- **Goal**
Only the pictures are left out: repeat the rest of the entries exactly.

- **Provided information**
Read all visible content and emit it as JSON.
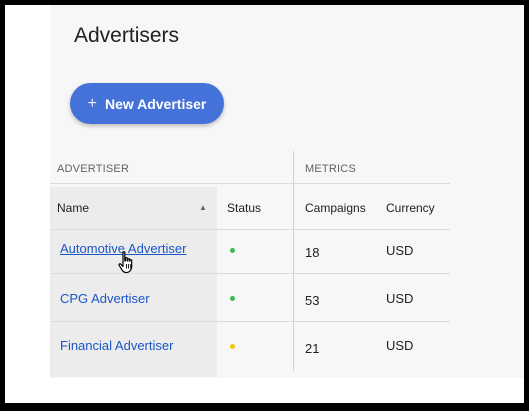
{
  "page": {
    "title": "Advertisers"
  },
  "toolbar": {
    "new_button_label": "New Advertiser",
    "new_button_icon": "plus-icon"
  },
  "table": {
    "groups": {
      "advertiser": "ADVERTISER",
      "metrics": "METRICS"
    },
    "columns": {
      "name": "Name",
      "status": "Status",
      "campaigns": "Campaigns",
      "currency": "Currency"
    },
    "sort": {
      "column": "Name",
      "direction": "ascending"
    },
    "rows": [
      {
        "name": "Automotive Advertiser",
        "status_color": "#3cba54",
        "campaigns": "18",
        "currency": "USD"
      },
      {
        "name": "CPG Advertiser",
        "status_color": "#3cba54",
        "campaigns": "53",
        "currency": "USD"
      },
      {
        "name": "Financial Advertiser",
        "status_color": "#f4c20d",
        "campaigns": "21",
        "currency": "USD"
      }
    ]
  },
  "colors": {
    "accent": "#4472d8",
    "link": "#1a56c7"
  },
  "cursor": {
    "icon": "hand-pointer-icon",
    "over": "Automotive Advertiser"
  }
}
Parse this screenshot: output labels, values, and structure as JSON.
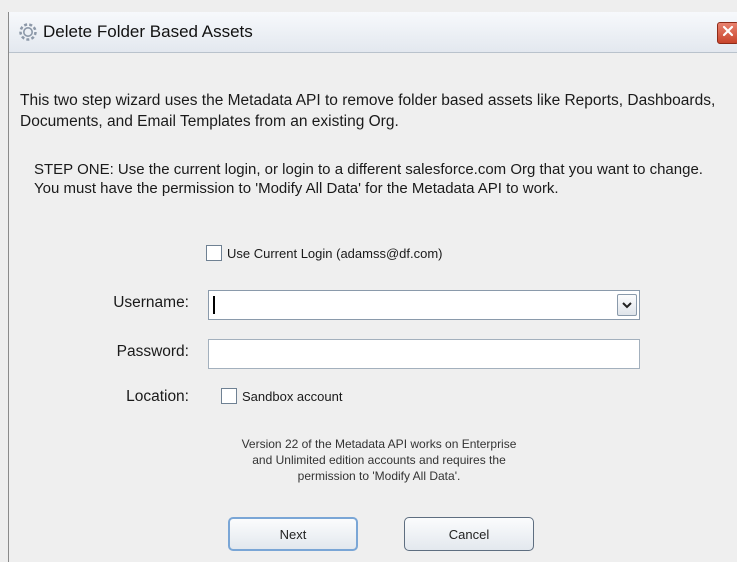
{
  "window": {
    "title": "Delete Folder Based Assets",
    "title_icon": "gear-icon",
    "close_icon": "close-icon"
  },
  "intro_text": "This two step wizard uses the Metadata API to remove folder based assets like Reports, Dashboards, Documents, and Email Templates from an existing Org.",
  "step_one_text": "STEP ONE: Use the current login, or login to a different salesforce.com Org that you want to change. You must have the permission to 'Modify All Data' for the Metadata API to work.",
  "use_current_login": {
    "label": "Use Current Login (adamss@df.com)",
    "checked": false
  },
  "username": {
    "label": "Username:",
    "value": ""
  },
  "password": {
    "label": "Password:",
    "value": ""
  },
  "location": {
    "label": "Location:",
    "sandbox_label": "Sandbox account",
    "checked": false
  },
  "note": {
    "line1": "Version 22 of the Metadata API works on Enterprise",
    "line2": "and Unlimited edition accounts and requires the",
    "line3": "permission to 'Modify All Data'."
  },
  "buttons": {
    "next": "Next",
    "cancel": "Cancel"
  }
}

- **Task result**
Read all visible content and emit it as JSON.
{
  "page": {
    "title": "Advertisers"
  },
  "toolbar": {
    "new_button_label": "New Advertiser",
    "new_button_icon": "plus-icon"
  },
  "table": {
    "groups": {
      "advertiser": "ADVERTISER",
      "metrics": "METRICS"
    },
    "columns": {
      "name": "Name",
      "status": "Status",
      "campaigns": "Campaigns",
      "currency": "Currency"
    },
    "sort": {
      "column": "Name",
      "direction": "ascending"
    },
    "rows": [
      {
        "name": "Automotive Advertiser",
        "status_color": "#3cba54",
        "campaigns": "18",
        "currency": "USD"
      },
      {
        "name": "CPG Advertiser",
        "status_color": "#3cba54",
        "campaigns": "53",
        "currency": "USD"
      },
      {
        "name": "Financial Advertiser",
        "status_color": "#f4c20d",
        "campaigns": "21",
        "currency": "USD"
      }
    ]
  },
  "colors": {
    "accent": "#4472d8",
    "link": "#1a56c7"
  },
  "cursor": {
    "icon": "hand-pointer-icon",
    "over": "Automotive Advertiser"
  }
}
Parse this screenshot: output labels, values, and structure as JSON.
{
  "window": {
    "title": "Delete Folder Based Assets",
    "title_icon": "gear-icon",
    "close_icon": "close-icon"
  },
  "intro_text": "This two step wizard uses the Metadata API to remove folder based assets like Reports, Dashboards, Documents, and Email Templates from an existing Org.",
  "step_one_text": "STEP ONE: Use the current login, or login to a different salesforce.com Org that you want to change. You must have the permission to 'Modify All Data' for the Metadata API to work.",
  "use_current_login": {
    "label": "Use Current Login (adamss@df.com)",
    "checked": false
  },
  "username": {
    "label": "Username:",
    "value": ""
  },
  "password": {
    "label": "Password:",
    "value": ""
  },
  "location": {
    "label": "Location:",
    "sandbox_label": "Sandbox account",
    "checked": false
  },
  "note": {
    "line1": "Version 22 of the Metadata API works on Enterprise",
    "line2": "and Unlimited edition accounts and requires the",
    "line3": "permission to 'Modify All Data'."
  },
  "buttons": {
    "next": "Next",
    "cancel": "Cancel"
  }
}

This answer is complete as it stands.